**Brief:** Please repeat all of the listing exactly.

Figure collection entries
· · · · ·

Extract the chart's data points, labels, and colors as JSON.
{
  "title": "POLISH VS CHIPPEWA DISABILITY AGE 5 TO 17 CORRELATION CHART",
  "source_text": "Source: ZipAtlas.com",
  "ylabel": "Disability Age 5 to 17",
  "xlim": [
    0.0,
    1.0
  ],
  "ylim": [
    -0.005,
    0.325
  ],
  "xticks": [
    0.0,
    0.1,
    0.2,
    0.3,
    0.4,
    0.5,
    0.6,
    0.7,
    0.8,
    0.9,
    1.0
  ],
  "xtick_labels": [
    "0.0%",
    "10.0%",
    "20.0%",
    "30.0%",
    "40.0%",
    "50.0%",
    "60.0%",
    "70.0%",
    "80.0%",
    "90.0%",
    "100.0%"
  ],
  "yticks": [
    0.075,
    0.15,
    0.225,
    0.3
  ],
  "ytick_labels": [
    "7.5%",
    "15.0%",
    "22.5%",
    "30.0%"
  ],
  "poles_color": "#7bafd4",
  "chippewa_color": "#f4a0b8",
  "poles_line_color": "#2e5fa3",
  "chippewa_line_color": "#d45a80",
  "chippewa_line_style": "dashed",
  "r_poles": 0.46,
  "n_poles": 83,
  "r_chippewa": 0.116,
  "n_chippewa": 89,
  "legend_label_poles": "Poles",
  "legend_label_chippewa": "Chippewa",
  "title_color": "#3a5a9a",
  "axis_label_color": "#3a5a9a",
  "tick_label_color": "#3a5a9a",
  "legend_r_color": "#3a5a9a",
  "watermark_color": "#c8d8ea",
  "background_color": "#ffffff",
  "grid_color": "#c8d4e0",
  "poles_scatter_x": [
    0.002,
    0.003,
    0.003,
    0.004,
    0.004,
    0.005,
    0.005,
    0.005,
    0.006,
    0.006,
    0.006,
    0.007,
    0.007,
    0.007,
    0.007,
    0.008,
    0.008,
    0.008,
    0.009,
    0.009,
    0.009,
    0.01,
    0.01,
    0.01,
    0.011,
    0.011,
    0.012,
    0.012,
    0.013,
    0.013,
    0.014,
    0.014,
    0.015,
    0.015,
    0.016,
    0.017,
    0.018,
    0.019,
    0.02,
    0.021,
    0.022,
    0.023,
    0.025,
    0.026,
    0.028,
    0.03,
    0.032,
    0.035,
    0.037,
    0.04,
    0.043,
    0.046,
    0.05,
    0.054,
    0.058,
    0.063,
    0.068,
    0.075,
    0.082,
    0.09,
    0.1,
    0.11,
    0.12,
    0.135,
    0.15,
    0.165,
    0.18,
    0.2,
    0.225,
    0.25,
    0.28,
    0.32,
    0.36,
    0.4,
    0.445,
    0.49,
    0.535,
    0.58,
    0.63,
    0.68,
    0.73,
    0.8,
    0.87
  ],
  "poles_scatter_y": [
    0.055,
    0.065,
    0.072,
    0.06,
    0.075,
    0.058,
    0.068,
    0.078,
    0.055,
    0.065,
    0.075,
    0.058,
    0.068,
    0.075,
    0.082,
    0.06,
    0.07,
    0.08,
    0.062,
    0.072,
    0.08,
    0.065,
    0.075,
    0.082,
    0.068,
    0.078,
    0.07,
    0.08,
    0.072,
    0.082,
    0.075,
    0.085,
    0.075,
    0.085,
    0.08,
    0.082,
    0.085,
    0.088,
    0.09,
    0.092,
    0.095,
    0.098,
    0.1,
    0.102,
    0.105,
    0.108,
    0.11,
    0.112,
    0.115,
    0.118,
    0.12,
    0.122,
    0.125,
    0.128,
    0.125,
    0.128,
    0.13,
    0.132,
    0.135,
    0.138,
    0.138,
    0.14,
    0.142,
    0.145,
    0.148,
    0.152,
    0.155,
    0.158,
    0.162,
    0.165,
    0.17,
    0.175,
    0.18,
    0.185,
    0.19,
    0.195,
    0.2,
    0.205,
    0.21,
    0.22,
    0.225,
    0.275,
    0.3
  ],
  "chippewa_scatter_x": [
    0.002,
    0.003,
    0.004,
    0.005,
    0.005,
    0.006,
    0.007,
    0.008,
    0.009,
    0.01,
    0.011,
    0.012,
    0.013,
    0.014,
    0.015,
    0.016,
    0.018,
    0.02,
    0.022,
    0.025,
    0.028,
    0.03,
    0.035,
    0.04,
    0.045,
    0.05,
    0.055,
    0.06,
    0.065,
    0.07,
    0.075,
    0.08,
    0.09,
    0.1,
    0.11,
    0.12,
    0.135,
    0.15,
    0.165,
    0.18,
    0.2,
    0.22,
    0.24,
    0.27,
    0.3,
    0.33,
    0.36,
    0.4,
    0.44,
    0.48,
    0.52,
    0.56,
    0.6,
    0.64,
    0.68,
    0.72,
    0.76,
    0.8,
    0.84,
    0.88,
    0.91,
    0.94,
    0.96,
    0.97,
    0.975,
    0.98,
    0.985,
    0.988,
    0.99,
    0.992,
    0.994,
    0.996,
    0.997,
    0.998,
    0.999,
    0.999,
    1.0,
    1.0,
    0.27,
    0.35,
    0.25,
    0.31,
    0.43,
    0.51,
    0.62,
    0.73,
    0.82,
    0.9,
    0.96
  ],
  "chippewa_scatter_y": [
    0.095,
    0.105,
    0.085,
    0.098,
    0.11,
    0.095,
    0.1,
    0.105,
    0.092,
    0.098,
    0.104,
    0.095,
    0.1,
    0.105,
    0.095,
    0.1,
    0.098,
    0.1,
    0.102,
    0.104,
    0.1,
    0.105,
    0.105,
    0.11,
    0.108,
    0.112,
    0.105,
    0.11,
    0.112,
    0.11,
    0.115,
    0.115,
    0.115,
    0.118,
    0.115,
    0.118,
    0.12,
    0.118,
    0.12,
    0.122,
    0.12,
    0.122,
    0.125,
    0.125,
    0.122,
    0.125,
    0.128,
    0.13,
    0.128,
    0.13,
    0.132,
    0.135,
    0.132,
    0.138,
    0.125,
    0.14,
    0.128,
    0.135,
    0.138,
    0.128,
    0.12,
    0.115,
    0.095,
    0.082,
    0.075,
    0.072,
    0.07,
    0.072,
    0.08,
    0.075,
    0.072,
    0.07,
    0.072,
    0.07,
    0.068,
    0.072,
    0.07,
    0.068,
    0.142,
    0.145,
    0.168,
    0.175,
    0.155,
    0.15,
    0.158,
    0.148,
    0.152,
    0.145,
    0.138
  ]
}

· · · · ·

**Written response:**
Extract the chart's data points, labels, and colors as JSON.
{
  "title": "POLISH VS CHIPPEWA DISABILITY AGE 5 TO 17 CORRELATION CHART",
  "source_text": "Source: ZipAtlas.com",
  "ylabel": "Disability Age 5 to 17",
  "xlim": [
    0.0,
    1.0
  ],
  "ylim": [
    -0.005,
    0.325
  ],
  "xticks": [
    0.0,
    0.1,
    0.2,
    0.3,
    0.4,
    0.5,
    0.6,
    0.7,
    0.8,
    0.9,
    1.0
  ],
  "xtick_labels": [
    "0.0%",
    "10.0%",
    "20.0%",
    "30.0%",
    "40.0%",
    "50.0%",
    "60.0%",
    "70.0%",
    "80.0%",
    "90.0%",
    "100.0%"
  ],
  "yticks": [
    0.075,
    0.15,
    0.225,
    0.3
  ],
  "ytick_labels": [
    "7.5%",
    "15.0%",
    "22.5%",
    "30.0%"
  ],
  "poles_color": "#7bafd4",
  "chippewa_color": "#f4a0b8",
  "poles_line_color": "#2e5fa3",
  "chippewa_line_color": "#d45a80",
  "chippewa_line_style": "dashed",
  "r_poles": 0.46,
  "n_poles": 83,
  "r_chippewa": 0.116,
  "n_chippewa": 89,
  "legend_label_poles": "Poles",
  "legend_label_chippewa": "Chippewa",
  "title_color": "#3a5a9a",
  "axis_label_color": "#3a5a9a",
  "tick_label_color": "#3a5a9a",
  "legend_r_color": "#3a5a9a",
  "watermark_color": "#c8d8ea",
  "background_color": "#ffffff",
  "grid_color": "#c8d4e0",
  "poles_scatter_x": [
    0.002,
    0.003,
    0.003,
    0.004,
    0.004,
    0.005,
    0.005,
    0.005,
    0.006,
    0.006,
    0.006,
    0.007,
    0.007,
    0.007,
    0.007,
    0.008,
    0.008,
    0.008,
    0.009,
    0.009,
    0.009,
    0.01,
    0.01,
    0.01,
    0.011,
    0.011,
    0.012,
    0.012,
    0.013,
    0.013,
    0.014,
    0.014,
    0.015,
    0.015,
    0.016,
    0.017,
    0.018,
    0.019,
    0.02,
    0.021,
    0.022,
    0.023,
    0.025,
    0.026,
    0.028,
    0.03,
    0.032,
    0.035,
    0.037,
    0.04,
    0.043,
    0.046,
    0.05,
    0.054,
    0.058,
    0.063,
    0.068,
    0.075,
    0.082,
    0.09,
    0.1,
    0.11,
    0.12,
    0.135,
    0.15,
    0.165,
    0.18,
    0.2,
    0.225,
    0.25,
    0.28,
    0.32,
    0.36,
    0.4,
    0.445,
    0.49,
    0.535,
    0.58,
    0.63,
    0.68,
    0.73,
    0.8,
    0.87
  ],
  "poles_scatter_y": [
    0.055,
    0.065,
    0.072,
    0.06,
    0.075,
    0.058,
    0.068,
    0.078,
    0.055,
    0.065,
    0.075,
    0.058,
    0.068,
    0.075,
    0.082,
    0.06,
    0.07,
    0.08,
    0.062,
    0.072,
    0.08,
    0.065,
    0.075,
    0.082,
    0.068,
    0.078,
    0.07,
    0.08,
    0.072,
    0.082,
    0.075,
    0.085,
    0.075,
    0.085,
    0.08,
    0.082,
    0.085,
    0.088,
    0.09,
    0.092,
    0.095,
    0.098,
    0.1,
    0.102,
    0.105,
    0.108,
    0.11,
    0.112,
    0.115,
    0.118,
    0.12,
    0.122,
    0.125,
    0.128,
    0.125,
    0.128,
    0.13,
    0.132,
    0.135,
    0.138,
    0.138,
    0.14,
    0.142,
    0.145,
    0.148,
    0.152,
    0.155,
    0.158,
    0.162,
    0.165,
    0.17,
    0.175,
    0.18,
    0.185,
    0.19,
    0.195,
    0.2,
    0.205,
    0.21,
    0.22,
    0.225,
    0.275,
    0.3
  ],
  "chippewa_scatter_x": [
    0.002,
    0.003,
    0.004,
    0.005,
    0.005,
    0.006,
    0.007,
    0.008,
    0.009,
    0.01,
    0.011,
    0.012,
    0.013,
    0.014,
    0.015,
    0.016,
    0.018,
    0.02,
    0.022,
    0.025,
    0.028,
    0.03,
    0.035,
    0.04,
    0.045,
    0.05,
    0.055,
    0.06,
    0.065,
    0.07,
    0.075,
    0.08,
    0.09,
    0.1,
    0.11,
    0.12,
    0.135,
    0.15,
    0.165,
    0.18,
    0.2,
    0.22,
    0.24,
    0.27,
    0.3,
    0.33,
    0.36,
    0.4,
    0.44,
    0.48,
    0.52,
    0.56,
    0.6,
    0.64,
    0.68,
    0.72,
    0.76,
    0.8,
    0.84,
    0.88,
    0.91,
    0.94,
    0.96,
    0.97,
    0.975,
    0.98,
    0.985,
    0.988,
    0.99,
    0.992,
    0.994,
    0.996,
    0.997,
    0.998,
    0.999,
    0.999,
    1.0,
    1.0,
    0.27,
    0.35,
    0.25,
    0.31,
    0.43,
    0.51,
    0.62,
    0.73,
    0.82,
    0.9,
    0.96
  ],
  "chippewa_scatter_y": [
    0.095,
    0.105,
    0.085,
    0.098,
    0.11,
    0.095,
    0.1,
    0.105,
    0.092,
    0.098,
    0.104,
    0.095,
    0.1,
    0.105,
    0.095,
    0.1,
    0.098,
    0.1,
    0.102,
    0.104,
    0.1,
    0.105,
    0.105,
    0.11,
    0.108,
    0.112,
    0.105,
    0.11,
    0.112,
    0.11,
    0.115,
    0.115,
    0.115,
    0.118,
    0.115,
    0.118,
    0.12,
    0.118,
    0.12,
    0.122,
    0.12,
    0.122,
    0.125,
    0.125,
    0.122,
    0.125,
    0.128,
    0.13,
    0.128,
    0.13,
    0.132,
    0.135,
    0.132,
    0.138,
    0.125,
    0.14,
    0.128,
    0.135,
    0.138,
    0.128,
    0.12,
    0.115,
    0.095,
    0.082,
    0.075,
    0.072,
    0.07,
    0.072,
    0.08,
    0.075,
    0.072,
    0.07,
    0.072,
    0.07,
    0.068,
    0.072,
    0.07,
    0.068,
    0.142,
    0.145,
    0.168,
    0.175,
    0.155,
    0.15,
    0.158,
    0.148,
    0.152,
    0.145,
    0.138
  ]
}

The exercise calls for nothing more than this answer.